● **TEKSTFRAGMENT**
···

Hoe buitensporig politiegeweld leidde tot de dood van een jongen
“‘Sivens-dam: een granaat op het veld van de democratie’
Precies een jaar geleden, tijdens de nacht van 25 op 26 oktober, stierf de eenentwintigjarige Rémi Fraisse. Hij was aanwezig bij manifestaties tegen de bouw van de omstreden Sivens-dam en stierf door toedoen van een granaat. Uit de doofpot waarin de Franse staat deze affaire van in het begin tracht te versmachten, klinken steeds luidere borrelgeluiden en de stank is nauwelijks te harden.
De Sivens-dam is een omstreden bouwproject in de Tarn, Midi-Pyrénées, dat symbool werd voor een gedateerd landbouwbeleid van industriële monocultuur met uitvoerig gebruik van pesticiden maar zonder respect voor biodiversiteit. De bouwput werd uitgeroepen tot zone à défendre, waarop manifestanten het terrein bezetten. In oktober vorig jaar werden de werken gestart en het terrein ontruimd.
Het is niet de eerste keer dat manifestanten en ordediensten onzacht met elkaar in aanraking komen. De start van de werken brengt de stellingenoorlog echter in een stroomversnelling.
De manifestanten wenden zich tot de publieke opinie en roepen op, in samenspraak met het lokale bestuur, tot een bijeenkomst op het terrein op 25 oktober 2014. De aanwezigheid van uitgebreide ordediensten wordt toegezegd, de verwijdering van werktuigen en machines van de werf geregeld. Ondanks deze regeling is niet alle materieel verwijderd: een stroomgenerator die een projector bedient en een Algeco-cabine die door drie bewakingsagenten worden beveiligd. Tijdens de vooravond voor de manifestatie sneuvelt dit materieel na een aanval van een groepje opposanten. Versterking wordt door de bewakers opgeroepen. De planning die rechtstreekse confrontaties moest tegengaan, is nu dode letter.
In totaal worden in de nacht van 25 op 26 oktober meer dan 700 granaten op de manifestanten afgevuurd
Overdag blijft de manifestatie eerder kalm en sereen, mede door een indrukwekkende aanwezigheid van voorname politici en verschillende natuurverenigingen. In de vooravond komt het echter opnieuw tot confrontaties tussen een kleine groep manifestanten en de ordediensten. Aan de ene kant wordt gegooid met lappen aarde en stenen. Traangas- en later ook andere granaten en rubberen kogels zijn het antwoord. In totaal worden in de nacht van 25 op 26 oktober meer dan 700 granaten op de manifestanten afgevuurd. Eén daarvan doodt Rémi Fraisse, een eenentwintigjarige student.

···

● **OPDRACHTEN**
**1)** Beantwoord de volgende vragen aan de hand van de tekst over de Sivens-dam:
(a) Hoe oud was Rémi Fraisse toen hij stierf?
(b) In welk gebied ligt de Sivens-dam?
(c) Hoeveel granaten werden in de nacht van 25 op 26 oktober op de manifestanten afgevuurd?
**2)** Typ het deel van de tekst over de Sivens-dam letterlijk over, vanaf "Het is niet" tot en met "in een stroomversnelling.".
**3)** Geef voor elke bewering aan of ze overeenkomt met de tekst over de Sivens-dam:
(a) De bouwput werd uitgeroepen tot zone à défendre.
(b) Overdag verliep de manifestatie gewelddadig.
(c) Alle werktuigen en machines waren van de werf verwijderd.
De records spelen hierbij geen enkele rol.

···

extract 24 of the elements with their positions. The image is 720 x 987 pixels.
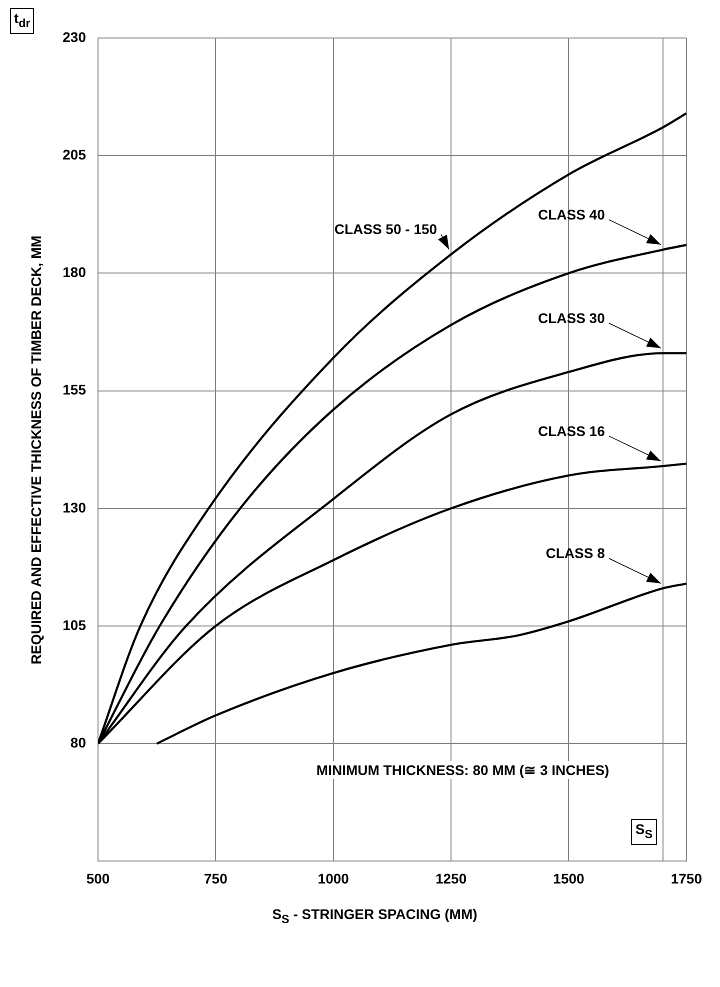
y-tick-label: 155 [62, 382, 86, 398]
y-axis-title: REQUIRED AND EFFECTIVE THICKNESS OF TIMBER DECK, MM [28, 235, 44, 664]
y-tick-label: 230 [62, 28, 86, 45]
y-tick-label: 205 [62, 146, 86, 162]
series-label: CLASS 50 - 150 [334, 221, 438, 238]
y-tick-label: 130 [62, 499, 86, 516]
x-tick-label: 750 [204, 870, 228, 886]
text: CLASS 40 [538, 206, 606, 223]
x-tick-label: 1750 [670, 870, 702, 886]
y-tick-label: 180 [62, 264, 86, 280]
y-tick-label: 80 [70, 734, 86, 750]
x-axis-title: S$_{S}$ - STRINGER SPACING (MM) [272, 906, 478, 926]
x-tick-label: 1250 [435, 870, 467, 886]
text: CLASS 16 [538, 422, 606, 439]
x-tick-label: 1500 [553, 870, 585, 886]
line-series [156, 582, 686, 745]
annotation: S$_{S}$ [631, 819, 657, 845]
text: t$_{dr}$ [10, 8, 34, 34]
text: CLASS 8 [546, 545, 606, 562]
x-tick-label: 1000 [318, 870, 350, 886]
text: CLASS 30 [538, 310, 606, 326]
annotation: MINIMUM THICKNESS: 80 MM (≅ 3 INCHES) [316, 761, 610, 780]
x-tick-label: 500 [86, 870, 110, 886]
y-tick-label: 105 [62, 616, 86, 633]
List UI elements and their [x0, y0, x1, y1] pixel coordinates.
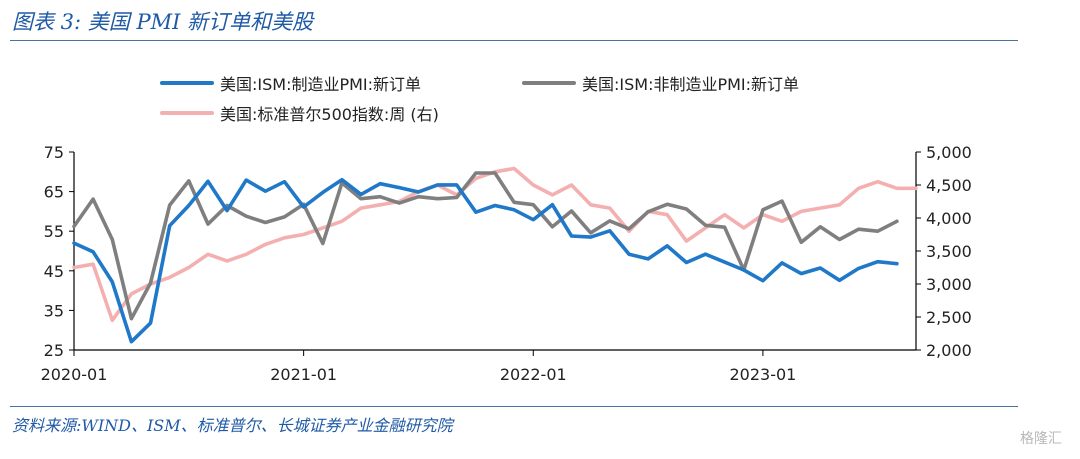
- x-tick-label: 2020-01: [41, 365, 108, 384]
- figure-title: 图表 3: 美国 PMI 新订单和美股: [12, 10, 314, 34]
- source-note: 资料来源:WIND、ISM、标准普尔、长城证券产业金融研究院: [12, 416, 453, 435]
- watermark: 格隆汇: [1020, 431, 1062, 447]
- y-left-tick-label: 35: [44, 301, 64, 320]
- y-right-tick-label: 5,000: [926, 143, 972, 162]
- y-left-tick-label: 65: [44, 183, 64, 202]
- y-right-tick-label: 2,000: [926, 341, 972, 360]
- legend-item-manufacturing: 美国:ISM:制造业PMI:新订单: [160, 71, 421, 95]
- x-tick-label: 2022-01: [500, 365, 567, 384]
- bottom-rule: [10, 406, 1018, 407]
- legend-swatch-non-manufacturing: [522, 81, 576, 85]
- legend-label-sp500: 美国:标准普尔500指数:周 (右): [220, 105, 439, 124]
- y-left-tick-label: 25: [44, 341, 64, 360]
- y-right-tick-label: 3,000: [926, 275, 972, 294]
- y-right-tick-label: 4,500: [926, 176, 972, 195]
- x-tick-label: 2021-01: [270, 365, 337, 384]
- legend-item-non-manufacturing: 美国:ISM:非制造业PMI:新订单: [522, 71, 799, 95]
- legend-swatch-manufacturing: [160, 81, 214, 85]
- legend-label-non-manufacturing: 美国:ISM:非制造业PMI:新订单: [582, 75, 800, 94]
- series-line-manufacturing-new-orders: [72, 177, 899, 344]
- series-line-non-manufacturing-new-orders: [72, 171, 899, 321]
- y-left-tick-label: 55: [44, 222, 64, 241]
- y-right-tick-label: 3,500: [926, 242, 972, 261]
- legend-swatch-sp500: [160, 111, 214, 115]
- y-right-tick-label: 4,000: [926, 209, 972, 228]
- y-right-tick-label: 2,500: [926, 308, 972, 327]
- legend-label-manufacturing: 美国:ISM:制造业PMI:新订单: [220, 75, 422, 94]
- x-tick-label: 2023-01: [729, 365, 796, 384]
- y-left-tick-label: 75: [44, 143, 64, 162]
- legend-item-sp500: 美国:标准普尔500指数:周 (右): [160, 101, 439, 125]
- top-rule: [10, 40, 1018, 41]
- y-left-tick-label: 45: [44, 262, 64, 281]
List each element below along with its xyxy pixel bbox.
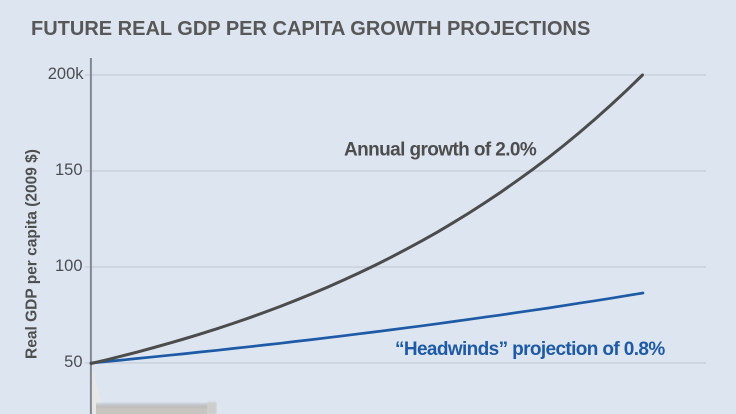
svg-text:Annual growth of 2.0%: Annual growth of 2.0% — [344, 140, 537, 161]
svg-text:200k: 200k — [48, 65, 85, 83]
svg-text:Real GDP per capita (2009 $): Real GDP per capita (2009 $) — [24, 149, 41, 359]
svg-text:“Headwinds” projection of 0.8%: “Headwinds” projection of 0.8% — [395, 339, 665, 360]
svg-text:100: 100 — [55, 257, 83, 275]
svg-text:150: 150 — [55, 161, 83, 179]
svg-text:50: 50 — [64, 353, 82, 371]
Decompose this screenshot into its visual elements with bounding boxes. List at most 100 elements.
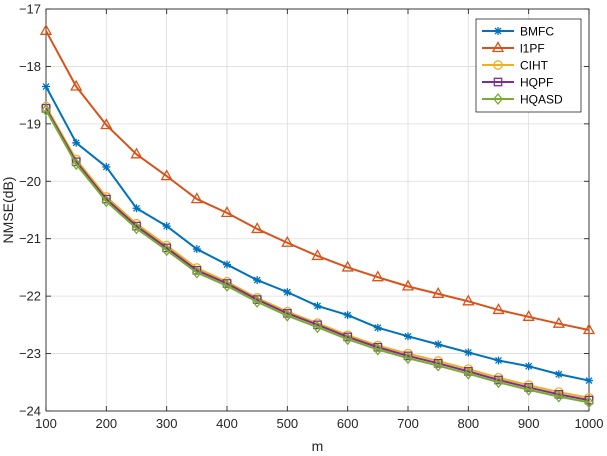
data-point <box>404 332 412 341</box>
legend-item-hqasd: HQASD <box>482 92 563 106</box>
legend-item-hqpf: HQPF <box>482 75 553 89</box>
data-point <box>582 323 596 335</box>
data-point <box>432 287 445 298</box>
data-point <box>311 249 324 261</box>
data-point <box>313 301 322 310</box>
data-point <box>523 383 534 396</box>
x-tick-label: 500 <box>276 416 298 431</box>
data-point <box>554 370 563 379</box>
data-point <box>101 195 112 208</box>
x-tick-label: 600 <box>337 416 359 431</box>
y-tick-label: −24 <box>19 404 41 419</box>
data-point <box>494 27 502 35</box>
data-point <box>42 82 50 91</box>
series-line-l1pf <box>45 30 590 332</box>
legend-label: BMFC <box>520 24 554 38</box>
data-point <box>251 222 264 234</box>
data-point <box>192 266 202 279</box>
data-point <box>161 244 172 257</box>
data-point <box>463 367 474 380</box>
y-tick-label: −20 <box>19 174 41 189</box>
data-point <box>192 245 201 254</box>
data-point <box>493 60 503 70</box>
axes <box>45 8 590 412</box>
data-point <box>462 294 475 306</box>
x-axis-label: m <box>312 438 324 454</box>
data-point <box>100 118 113 130</box>
y-tick-label: −18 <box>19 59 41 74</box>
data-point <box>342 333 353 346</box>
series-bmfc <box>42 82 593 385</box>
legend-item-ciht: CIHT <box>482 58 549 72</box>
legend-item-l1pf: l1PF <box>482 41 545 55</box>
data-point <box>492 303 505 315</box>
data-point <box>222 279 232 292</box>
data-point <box>493 376 504 389</box>
data-point <box>371 270 384 282</box>
legend-label: HQASD <box>520 92 563 106</box>
series-l1pf <box>39 23 596 335</box>
data-point <box>162 222 171 231</box>
x-tick-label: 700 <box>397 416 419 431</box>
data-point <box>132 204 141 213</box>
y-axis-label: NMSE(dB) <box>0 177 16 244</box>
data-point <box>373 343 383 356</box>
x-tick-label: 1000 <box>575 416 604 431</box>
y-tick-label: −17 <box>19 2 41 17</box>
x-tick-label: 800 <box>457 416 479 431</box>
data-point <box>253 276 262 285</box>
series-line-hqasd <box>45 109 590 404</box>
data-point <box>343 311 352 320</box>
data-point <box>341 260 354 272</box>
data-point <box>373 323 382 332</box>
data-point <box>283 288 292 297</box>
data-point <box>72 138 81 147</box>
data-point <box>493 92 503 106</box>
data-point <box>464 348 473 357</box>
x-tick-label: 100 <box>35 416 57 431</box>
data-point <box>71 158 81 171</box>
legend-label: CIHT <box>520 58 549 72</box>
series-hqasd <box>41 104 594 409</box>
legend-label: HQPF <box>520 75 553 89</box>
y-tick-label: −22 <box>19 289 41 304</box>
data-point <box>282 309 293 322</box>
data-point <box>160 169 173 181</box>
series-line-hqpf <box>45 107 590 402</box>
axes-box <box>45 8 590 412</box>
data-point <box>494 356 503 365</box>
legend: BMFC l1PF CIHT HQPF HQASD <box>475 18 582 113</box>
data-point <box>130 147 143 159</box>
series-layer <box>39 23 596 409</box>
data-point <box>491 41 505 53</box>
data-point <box>524 362 533 371</box>
x-tick-label: 300 <box>156 416 178 431</box>
data-point <box>281 235 294 247</box>
data-point <box>312 321 323 334</box>
data-point <box>41 104 51 117</box>
x-tick-label: 900 <box>518 416 540 431</box>
data-point <box>190 192 203 204</box>
data-point <box>39 23 53 35</box>
data-point <box>252 295 262 308</box>
data-point <box>102 162 111 171</box>
data-point <box>223 260 231 269</box>
data-point <box>131 222 142 235</box>
x-tick-label: 400 <box>216 416 238 431</box>
data-point <box>433 359 443 372</box>
data-point <box>493 77 503 87</box>
data-point <box>522 309 535 321</box>
data-point <box>70 79 83 91</box>
data-point <box>552 316 565 328</box>
x-tick-label: 200 <box>95 416 117 431</box>
data-point <box>403 352 413 365</box>
data-point <box>584 396 594 409</box>
data-point <box>434 340 443 349</box>
tick-labels: 100 200 300 400 500 600 700 800 900 1000 −17 −18 −19… <box>19 2 604 432</box>
data-point <box>585 376 593 385</box>
y-tick-label: −23 <box>19 346 41 361</box>
legend-label: l1PF <box>520 41 545 55</box>
data-point <box>554 390 564 403</box>
y-tick-label: −21 <box>19 231 41 246</box>
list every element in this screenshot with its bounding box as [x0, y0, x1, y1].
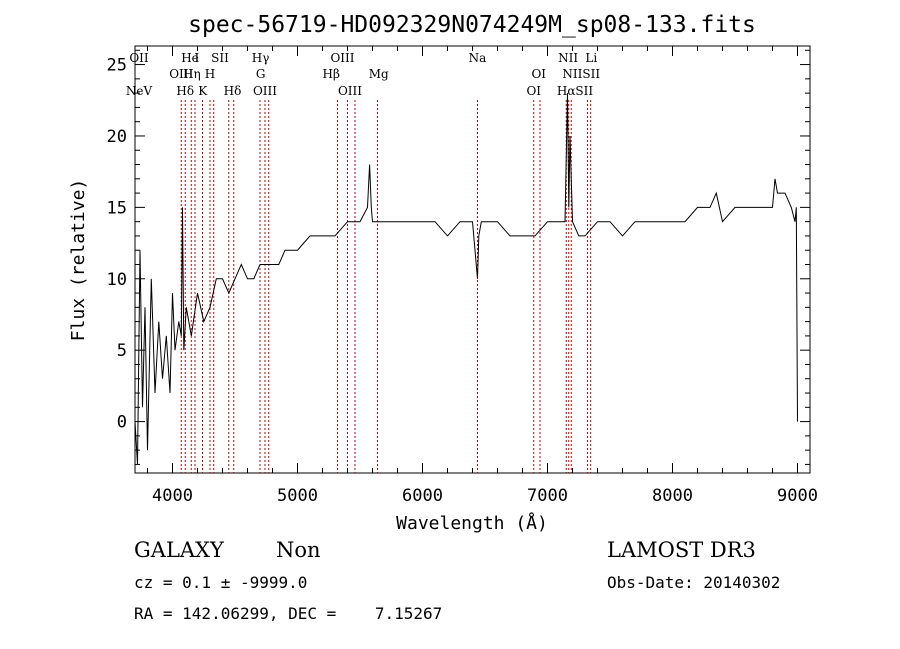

···

● **GEGEVEN ANTWOORDEN**
**1)**
(a) Hij was eenentwintig jaar.
(b) In de Tarn, Midi-Pyrénées.
(c) Meer dan 700.

**2)**
Het is niet de eerste keer dat manifestanten en ordediensten onzacht met elkaar in aanraking komen. De start van de werken brengt de stellingenoorlog echter in een stroomversnelling.

**3)**
(a) Ja: "De bouwput werd uitgeroepen tot zone à défendre"
(b) Nee: "Overdag blijft de manifestatie eerder kalm en sereen"
(c) Nee: "Ondanks deze regeling is niet alle materieel verwijderd"